» Requirement: Include in the output the line containing "Type out the text in this image." and each subsequent line of the records, through the end, transcribed exactly. Add nothing else.

##############################

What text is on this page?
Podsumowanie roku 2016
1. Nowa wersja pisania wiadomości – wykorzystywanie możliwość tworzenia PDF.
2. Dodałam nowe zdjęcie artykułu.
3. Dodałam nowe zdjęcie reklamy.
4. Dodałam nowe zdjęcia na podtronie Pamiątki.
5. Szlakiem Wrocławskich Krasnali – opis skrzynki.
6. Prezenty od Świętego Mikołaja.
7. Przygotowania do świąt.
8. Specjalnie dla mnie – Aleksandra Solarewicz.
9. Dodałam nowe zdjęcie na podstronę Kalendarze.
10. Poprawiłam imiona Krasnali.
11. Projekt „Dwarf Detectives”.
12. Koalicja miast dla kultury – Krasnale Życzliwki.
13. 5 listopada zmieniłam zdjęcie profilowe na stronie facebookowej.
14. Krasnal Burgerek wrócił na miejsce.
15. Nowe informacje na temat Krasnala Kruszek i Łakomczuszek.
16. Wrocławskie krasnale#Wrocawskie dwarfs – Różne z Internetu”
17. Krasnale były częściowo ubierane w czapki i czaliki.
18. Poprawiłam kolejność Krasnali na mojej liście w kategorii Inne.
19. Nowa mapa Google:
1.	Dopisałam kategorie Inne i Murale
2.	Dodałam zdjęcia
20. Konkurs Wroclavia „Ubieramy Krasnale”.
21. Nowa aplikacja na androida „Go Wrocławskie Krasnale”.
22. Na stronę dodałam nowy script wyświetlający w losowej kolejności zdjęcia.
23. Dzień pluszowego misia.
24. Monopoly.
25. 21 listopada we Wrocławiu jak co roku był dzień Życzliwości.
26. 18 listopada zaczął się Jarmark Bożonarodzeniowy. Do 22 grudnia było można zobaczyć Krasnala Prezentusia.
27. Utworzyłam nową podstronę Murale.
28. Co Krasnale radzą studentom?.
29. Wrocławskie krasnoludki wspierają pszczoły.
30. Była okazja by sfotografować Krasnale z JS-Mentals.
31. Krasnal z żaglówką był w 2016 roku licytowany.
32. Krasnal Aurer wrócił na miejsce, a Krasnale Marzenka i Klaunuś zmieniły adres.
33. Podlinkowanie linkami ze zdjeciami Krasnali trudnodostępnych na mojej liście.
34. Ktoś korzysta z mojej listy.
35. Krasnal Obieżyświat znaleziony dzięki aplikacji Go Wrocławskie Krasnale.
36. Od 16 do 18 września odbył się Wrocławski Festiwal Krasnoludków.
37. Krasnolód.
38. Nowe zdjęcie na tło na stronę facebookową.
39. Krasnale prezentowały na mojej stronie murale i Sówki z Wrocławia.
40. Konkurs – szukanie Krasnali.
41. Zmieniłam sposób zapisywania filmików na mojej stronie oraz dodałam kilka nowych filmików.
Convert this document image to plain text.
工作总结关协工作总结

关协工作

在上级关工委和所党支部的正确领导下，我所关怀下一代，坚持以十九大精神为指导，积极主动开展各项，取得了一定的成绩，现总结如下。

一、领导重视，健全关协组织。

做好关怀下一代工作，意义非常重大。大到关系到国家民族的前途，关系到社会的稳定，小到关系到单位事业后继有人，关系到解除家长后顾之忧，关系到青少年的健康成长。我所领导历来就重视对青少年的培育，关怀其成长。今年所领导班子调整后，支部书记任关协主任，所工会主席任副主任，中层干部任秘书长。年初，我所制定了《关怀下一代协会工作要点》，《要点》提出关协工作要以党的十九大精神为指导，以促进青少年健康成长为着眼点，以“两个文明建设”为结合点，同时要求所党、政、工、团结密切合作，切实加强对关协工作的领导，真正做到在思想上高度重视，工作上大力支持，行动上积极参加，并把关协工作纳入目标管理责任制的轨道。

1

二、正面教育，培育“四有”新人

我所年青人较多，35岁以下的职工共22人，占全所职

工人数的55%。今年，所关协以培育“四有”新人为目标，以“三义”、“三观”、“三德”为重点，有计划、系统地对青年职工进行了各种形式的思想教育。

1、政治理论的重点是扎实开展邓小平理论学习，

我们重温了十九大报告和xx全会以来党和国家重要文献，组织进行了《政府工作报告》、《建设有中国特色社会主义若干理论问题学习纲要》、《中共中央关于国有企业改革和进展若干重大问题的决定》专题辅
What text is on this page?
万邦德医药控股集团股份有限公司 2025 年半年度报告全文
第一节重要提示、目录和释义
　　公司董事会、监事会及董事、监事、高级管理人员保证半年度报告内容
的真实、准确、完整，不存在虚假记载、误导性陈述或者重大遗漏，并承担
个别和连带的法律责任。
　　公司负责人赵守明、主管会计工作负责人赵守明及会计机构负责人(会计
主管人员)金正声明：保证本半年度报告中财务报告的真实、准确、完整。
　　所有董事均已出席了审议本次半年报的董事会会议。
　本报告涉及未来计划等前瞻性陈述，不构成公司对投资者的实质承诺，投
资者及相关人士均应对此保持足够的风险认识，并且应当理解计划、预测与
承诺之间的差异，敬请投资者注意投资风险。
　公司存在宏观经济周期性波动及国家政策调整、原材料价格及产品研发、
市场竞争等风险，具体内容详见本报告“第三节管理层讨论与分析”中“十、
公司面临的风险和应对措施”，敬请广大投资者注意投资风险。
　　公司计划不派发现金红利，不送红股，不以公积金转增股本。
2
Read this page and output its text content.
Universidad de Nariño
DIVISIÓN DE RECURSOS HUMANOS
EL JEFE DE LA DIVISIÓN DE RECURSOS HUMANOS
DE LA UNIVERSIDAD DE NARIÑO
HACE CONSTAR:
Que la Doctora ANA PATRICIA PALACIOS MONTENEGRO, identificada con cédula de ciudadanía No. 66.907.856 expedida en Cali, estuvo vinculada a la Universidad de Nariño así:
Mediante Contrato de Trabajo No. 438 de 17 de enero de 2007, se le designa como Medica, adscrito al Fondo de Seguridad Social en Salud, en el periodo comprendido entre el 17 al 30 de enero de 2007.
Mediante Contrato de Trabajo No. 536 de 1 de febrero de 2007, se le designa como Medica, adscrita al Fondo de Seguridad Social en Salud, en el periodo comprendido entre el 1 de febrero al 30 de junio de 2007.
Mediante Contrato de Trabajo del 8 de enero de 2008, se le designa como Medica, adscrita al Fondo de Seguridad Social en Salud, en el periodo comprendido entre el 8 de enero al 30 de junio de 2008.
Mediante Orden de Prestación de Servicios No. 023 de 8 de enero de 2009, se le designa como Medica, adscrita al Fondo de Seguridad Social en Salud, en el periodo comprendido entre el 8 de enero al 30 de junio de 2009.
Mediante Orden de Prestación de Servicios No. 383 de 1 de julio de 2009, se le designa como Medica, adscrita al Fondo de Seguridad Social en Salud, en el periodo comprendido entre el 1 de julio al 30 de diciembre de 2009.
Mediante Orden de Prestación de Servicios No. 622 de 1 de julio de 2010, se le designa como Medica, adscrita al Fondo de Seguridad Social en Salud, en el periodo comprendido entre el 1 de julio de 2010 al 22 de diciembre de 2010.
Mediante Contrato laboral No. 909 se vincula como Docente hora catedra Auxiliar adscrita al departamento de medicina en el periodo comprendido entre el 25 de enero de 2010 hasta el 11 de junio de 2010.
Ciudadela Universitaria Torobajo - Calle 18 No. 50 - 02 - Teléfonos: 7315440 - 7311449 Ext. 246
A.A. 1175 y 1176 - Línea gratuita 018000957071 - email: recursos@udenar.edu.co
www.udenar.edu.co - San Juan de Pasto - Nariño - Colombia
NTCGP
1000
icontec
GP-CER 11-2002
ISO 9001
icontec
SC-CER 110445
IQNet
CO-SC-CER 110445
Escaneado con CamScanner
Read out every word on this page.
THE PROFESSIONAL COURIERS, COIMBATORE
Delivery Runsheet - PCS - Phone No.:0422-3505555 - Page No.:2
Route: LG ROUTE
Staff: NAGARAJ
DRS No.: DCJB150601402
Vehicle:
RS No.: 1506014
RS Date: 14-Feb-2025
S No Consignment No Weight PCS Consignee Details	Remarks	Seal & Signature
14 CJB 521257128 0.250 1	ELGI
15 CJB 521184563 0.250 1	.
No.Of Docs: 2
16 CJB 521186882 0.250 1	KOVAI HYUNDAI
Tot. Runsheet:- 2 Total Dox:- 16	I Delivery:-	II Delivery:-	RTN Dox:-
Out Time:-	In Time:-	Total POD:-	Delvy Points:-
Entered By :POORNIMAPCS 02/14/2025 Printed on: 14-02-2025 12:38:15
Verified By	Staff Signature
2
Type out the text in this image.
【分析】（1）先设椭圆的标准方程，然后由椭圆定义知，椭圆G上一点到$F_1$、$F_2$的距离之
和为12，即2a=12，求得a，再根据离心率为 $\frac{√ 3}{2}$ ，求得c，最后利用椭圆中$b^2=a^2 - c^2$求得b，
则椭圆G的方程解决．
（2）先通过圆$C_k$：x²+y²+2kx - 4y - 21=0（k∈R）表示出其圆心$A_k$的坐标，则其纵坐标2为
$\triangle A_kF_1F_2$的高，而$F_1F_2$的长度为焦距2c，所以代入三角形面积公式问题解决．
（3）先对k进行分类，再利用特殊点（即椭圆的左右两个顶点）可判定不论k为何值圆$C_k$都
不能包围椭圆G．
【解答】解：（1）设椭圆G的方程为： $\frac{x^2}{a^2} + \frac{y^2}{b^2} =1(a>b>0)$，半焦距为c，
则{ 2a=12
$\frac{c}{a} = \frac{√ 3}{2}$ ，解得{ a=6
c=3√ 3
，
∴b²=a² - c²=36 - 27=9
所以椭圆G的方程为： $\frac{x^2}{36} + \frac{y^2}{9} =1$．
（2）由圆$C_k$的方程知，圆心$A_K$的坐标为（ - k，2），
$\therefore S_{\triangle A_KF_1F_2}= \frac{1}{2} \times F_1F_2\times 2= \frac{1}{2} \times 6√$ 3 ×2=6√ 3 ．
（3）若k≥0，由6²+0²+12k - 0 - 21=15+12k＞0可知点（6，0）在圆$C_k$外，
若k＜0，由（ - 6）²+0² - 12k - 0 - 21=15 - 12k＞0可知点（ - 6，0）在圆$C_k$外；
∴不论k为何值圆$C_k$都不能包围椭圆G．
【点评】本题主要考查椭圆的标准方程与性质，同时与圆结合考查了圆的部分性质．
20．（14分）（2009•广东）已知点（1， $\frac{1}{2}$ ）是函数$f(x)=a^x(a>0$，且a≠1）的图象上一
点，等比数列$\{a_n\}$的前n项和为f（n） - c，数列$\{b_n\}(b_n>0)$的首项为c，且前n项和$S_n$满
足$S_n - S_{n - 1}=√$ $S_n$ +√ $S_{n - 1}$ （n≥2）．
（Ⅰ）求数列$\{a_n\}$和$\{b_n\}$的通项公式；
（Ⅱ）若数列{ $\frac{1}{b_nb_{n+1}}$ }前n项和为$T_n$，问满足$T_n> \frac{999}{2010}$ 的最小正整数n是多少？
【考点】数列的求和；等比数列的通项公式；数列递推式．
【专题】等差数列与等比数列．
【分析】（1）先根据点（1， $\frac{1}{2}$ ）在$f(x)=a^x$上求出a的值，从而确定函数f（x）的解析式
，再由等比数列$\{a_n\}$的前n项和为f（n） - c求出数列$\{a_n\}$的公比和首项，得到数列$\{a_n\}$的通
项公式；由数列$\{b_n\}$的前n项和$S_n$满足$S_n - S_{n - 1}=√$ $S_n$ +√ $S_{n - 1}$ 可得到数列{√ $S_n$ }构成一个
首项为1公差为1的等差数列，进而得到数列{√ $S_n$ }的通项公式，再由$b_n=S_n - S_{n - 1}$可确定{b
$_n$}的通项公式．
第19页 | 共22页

##############################

» The response:
Type out the text in this image.
【分析】（1）先设椭圆的标准方程，然后由椭圆定义知，椭圆G上一点到$F_1$、$F_2$的距离之
和为12，即2a=12，求得a，再根据离心率为 $\frac{√ 3}{2}$ ，求得c，最后利用椭圆中$b^2=a^2 - c^2$求得b，
则椭圆G的方程解决．
（2）先通过圆$C_k$：x²+y²+2kx - 4y - 21=0（k∈R）表示出其圆心$A_k$的坐标，则其纵坐标2为
$\triangle A_kF_1F_2$的高，而$F_1F_2$的长度为焦距2c，所以代入三角形面积公式问题解决．
（3）先对k进行分类，再利用特殊点（即椭圆的左右两个顶点）可判定不论k为何值圆$C_k$都
不能包围椭圆G．
【解答】解：（1）设椭圆G的方程为： $\frac{x^2}{a^2} + \frac{y^2}{b^2} =1(a>b>0)$，半焦距为c，
则{ 2a=12
$\frac{c}{a} = \frac{√ 3}{2}$ ，解得{ a=6
c=3√ 3
，
∴b²=a² - c²=36 - 27=9
所以椭圆G的方程为： $\frac{x^2}{36} + \frac{y^2}{9} =1$．
（2）由圆$C_k$的方程知，圆心$A_K$的坐标为（ - k，2），
$\therefore S_{\triangle A_KF_1F_2}= \frac{1}{2} \times F_1F_2\times 2= \frac{1}{2} \times 6√$ 3 ×2=6√ 3 ．
（3）若k≥0，由6²+0²+12k - 0 - 21=15+12k＞0可知点（6，0）在圆$C_k$外，
若k＜0，由（ - 6）²+0² - 12k - 0 - 21=15 - 12k＞0可知点（ - 6，0）在圆$C_k$外；
∴不论k为何值圆$C_k$都不能包围椭圆G．
【点评】本题主要考查椭圆的标准方程与性质，同时与圆结合考查了圆的部分性质．
20．（14分）（2009•广东）已知点（1， $\frac{1}{2}$ ）是函数$f(x)=a^x(a>0$，且a≠1）的图象上一
点，等比数列$\{a_n\}$的前n项和为f（n） - c，数列$\{b_n\}(b_n>0)$的首项为c，且前n项和$S_n$满
足$S_n - S_{n - 1}=√$ $S_n$ +√ $S_{n - 1}$ （n≥2）．
（Ⅰ）求数列$\{a_n\}$和$\{b_n\}$的通项公式；
（Ⅱ）若数列{ $\frac{1}{b_nb_{n+1}}$ }前n项和为$T_n$，问满足$T_n> \frac{999}{2010}$ 的最小正整数n是多少？
【考点】数列的求和；等比数列的通项公式；数列递推式．
【专题】等差数列与等比数列．
【分析】（1）先根据点（1， $\frac{1}{2}$ ）在$f(x)=a^x$上求出a的值，从而确定函数f（x）的解析式
，再由等比数列$\{a_n\}$的前n项和为f（n） - c求出数列$\{a_n\}$的公比和首项，得到数列$\{a_n\}$的通
项公式；由数列$\{b_n\}$的前n项和$S_n$满足$S_n - S_{n - 1}=√$ $S_n$ +√ $S_{n - 1}$ 可得到数列{√ $S_n$ }构成一个
首项为1公差为1的等差数列，进而得到数列{√ $S_n$ }的通项公式，再由$b_n=S_n - S_{n - 1}$可确定{b
$_n$}的通项公式．
第19页 | 共22页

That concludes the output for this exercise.